(Saved entries)
────────

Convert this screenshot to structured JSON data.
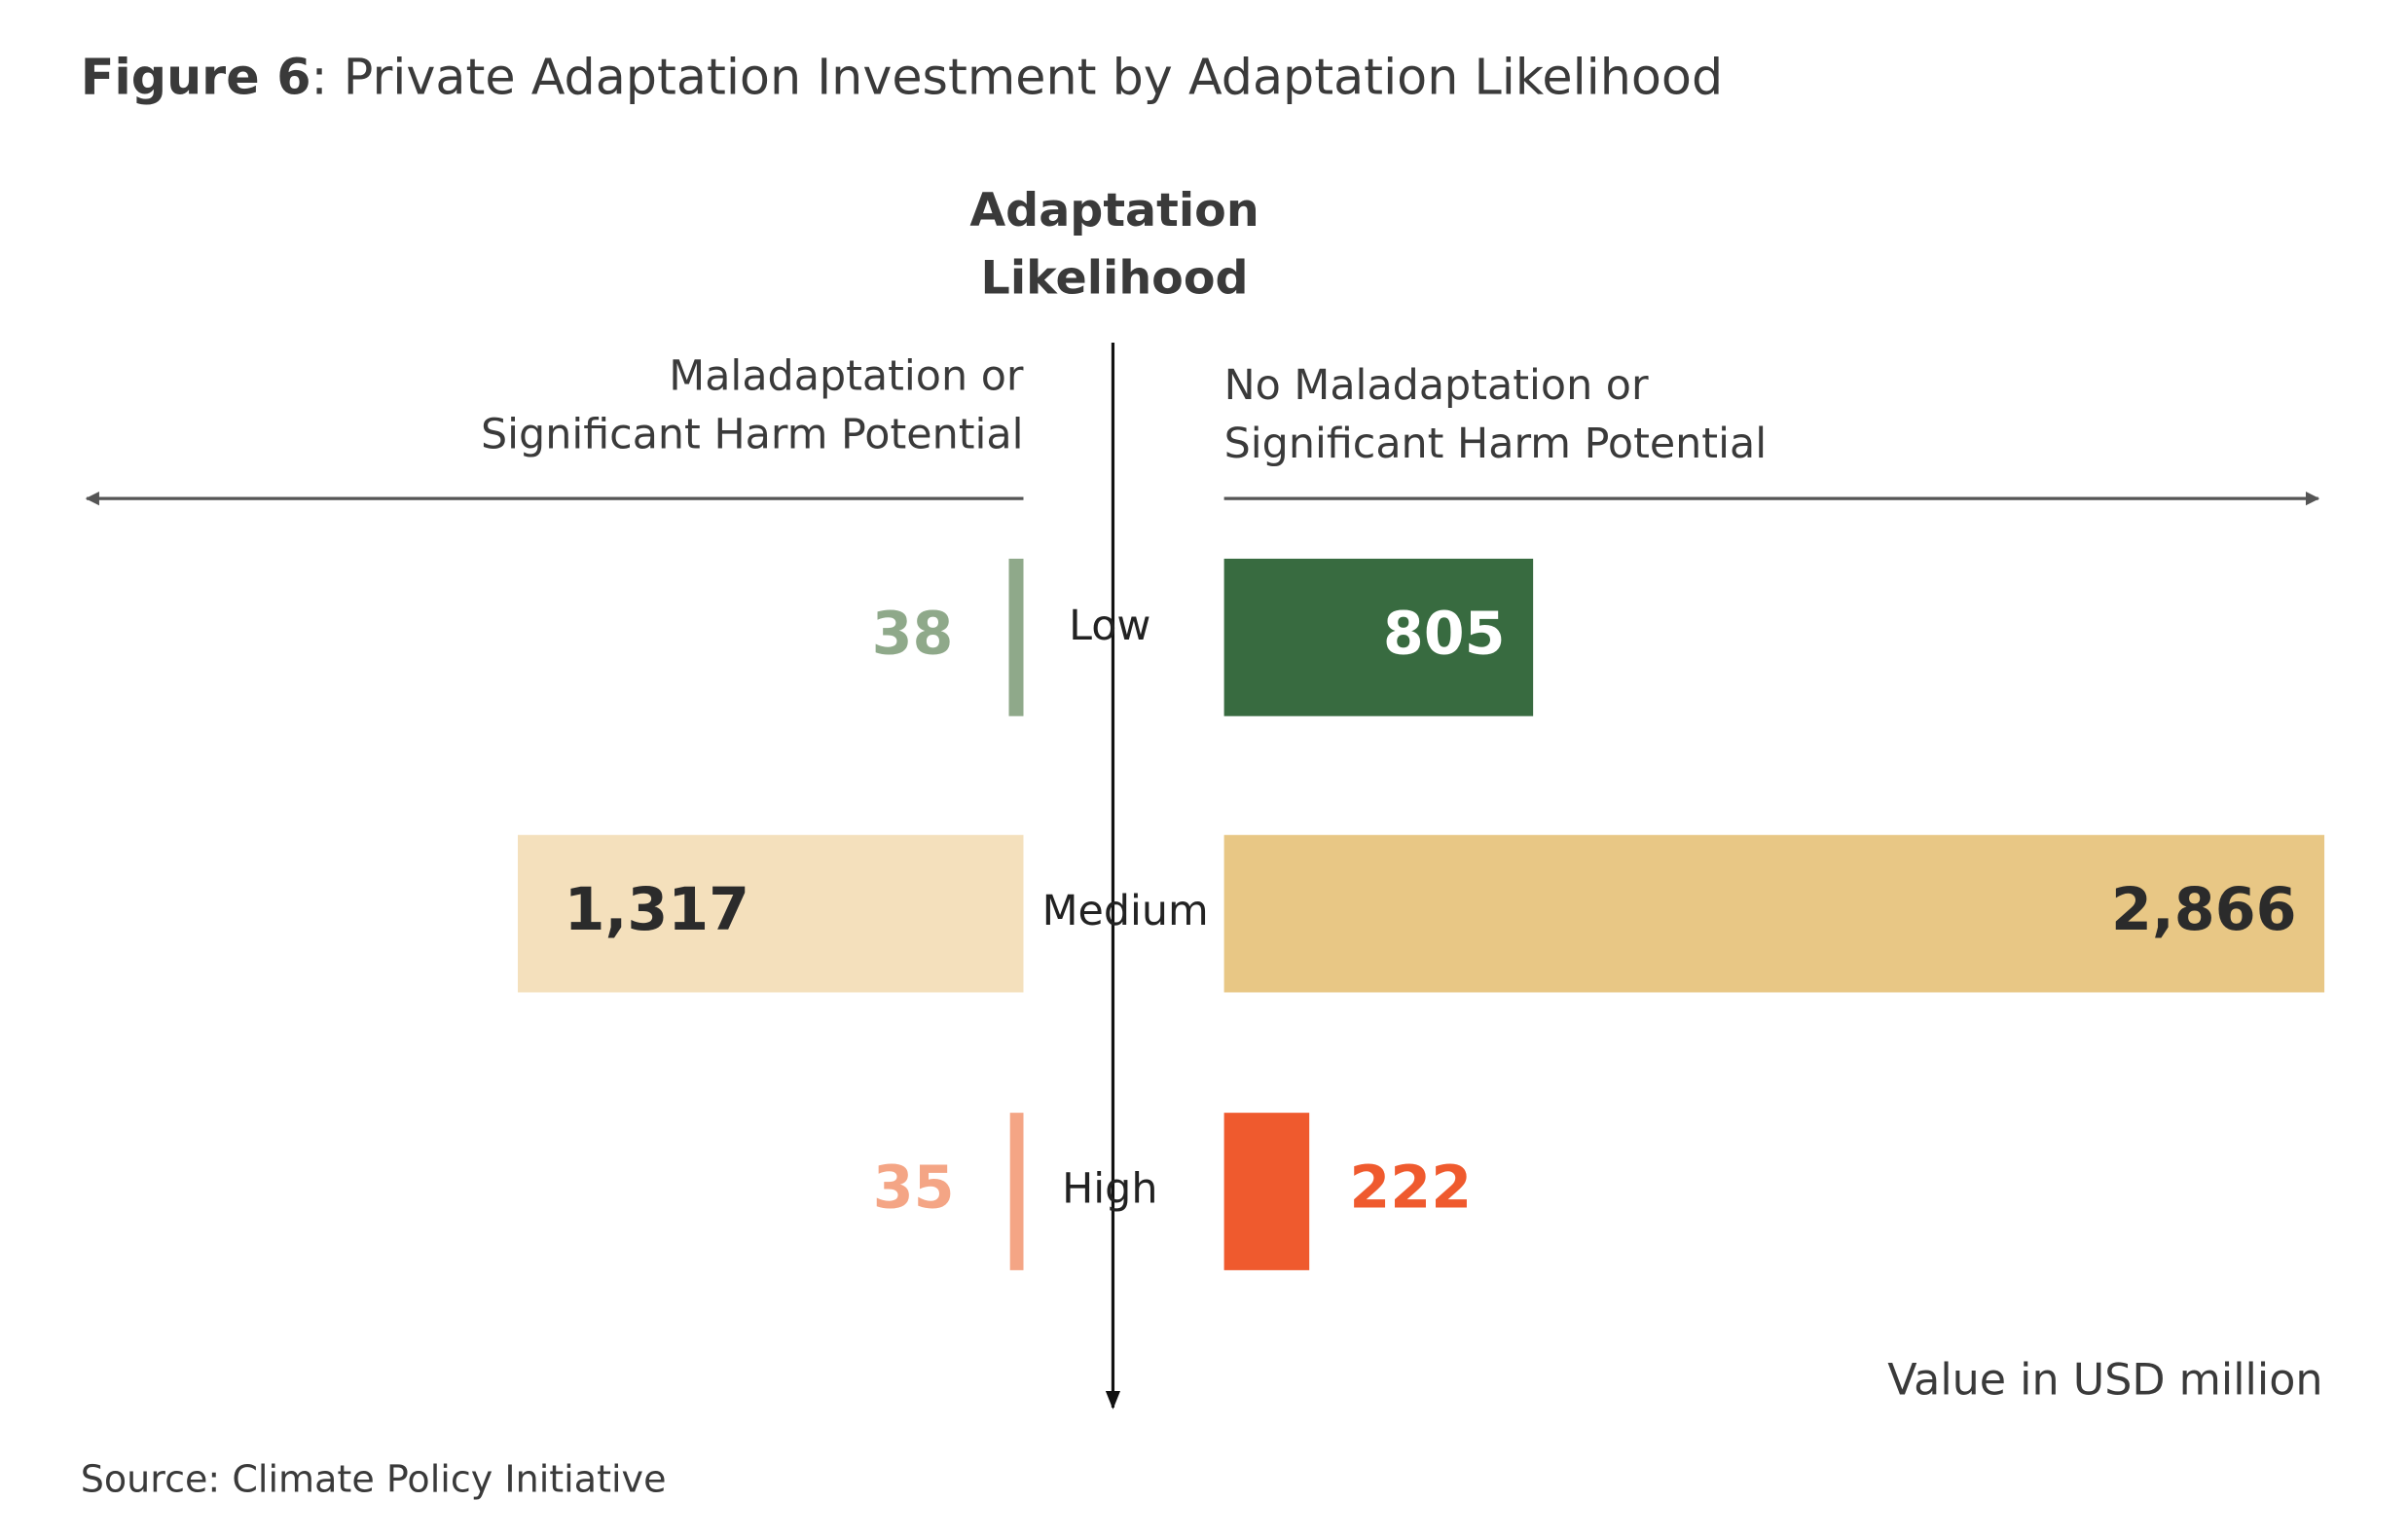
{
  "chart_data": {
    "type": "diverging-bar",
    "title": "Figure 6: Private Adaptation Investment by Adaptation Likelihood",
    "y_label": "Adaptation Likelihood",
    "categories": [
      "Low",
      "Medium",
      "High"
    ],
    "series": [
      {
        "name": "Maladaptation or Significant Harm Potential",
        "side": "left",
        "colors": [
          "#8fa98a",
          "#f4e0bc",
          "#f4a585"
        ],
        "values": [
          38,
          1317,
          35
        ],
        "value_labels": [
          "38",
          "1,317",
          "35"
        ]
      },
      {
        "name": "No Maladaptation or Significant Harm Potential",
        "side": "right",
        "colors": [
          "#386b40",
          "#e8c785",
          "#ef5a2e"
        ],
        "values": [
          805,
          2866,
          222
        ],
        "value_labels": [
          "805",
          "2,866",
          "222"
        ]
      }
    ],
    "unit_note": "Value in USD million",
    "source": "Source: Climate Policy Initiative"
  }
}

────────

> WHAT IS REQUIRED: Retype each entry precisely. Skip images entirely.

> EXPECTED ANSWER:
Convert this screenshot to structured JSON data.
{
  "chart_data": {
    "type": "diverging-bar",
    "title": "Figure 6: Private Adaptation Investment by Adaptation Likelihood",
    "y_label": "Adaptation Likelihood",
    "categories": [
      "Low",
      "Medium",
      "High"
    ],
    "series": [
      {
        "name": "Maladaptation or Significant Harm Potential",
        "side": "left",
        "colors": [
          "#8fa98a",
          "#f4e0bc",
          "#f4a585"
        ],
        "values": [
          38,
          1317,
          35
        ],
        "value_labels": [
          "38",
          "1,317",
          "35"
        ]
      },
      {
        "name": "No Maladaptation or Significant Harm Potential",
        "side": "right",
        "colors": [
          "#386b40",
          "#e8c785",
          "#ef5a2e"
        ],
        "values": [
          805,
          2866,
          222
        ],
        "value_labels": [
          "805",
          "2,866",
          "222"
        ]
      }
    ],
    "unit_note": "Value in USD million",
    "source": "Source: Climate Policy Initiative"
  }
}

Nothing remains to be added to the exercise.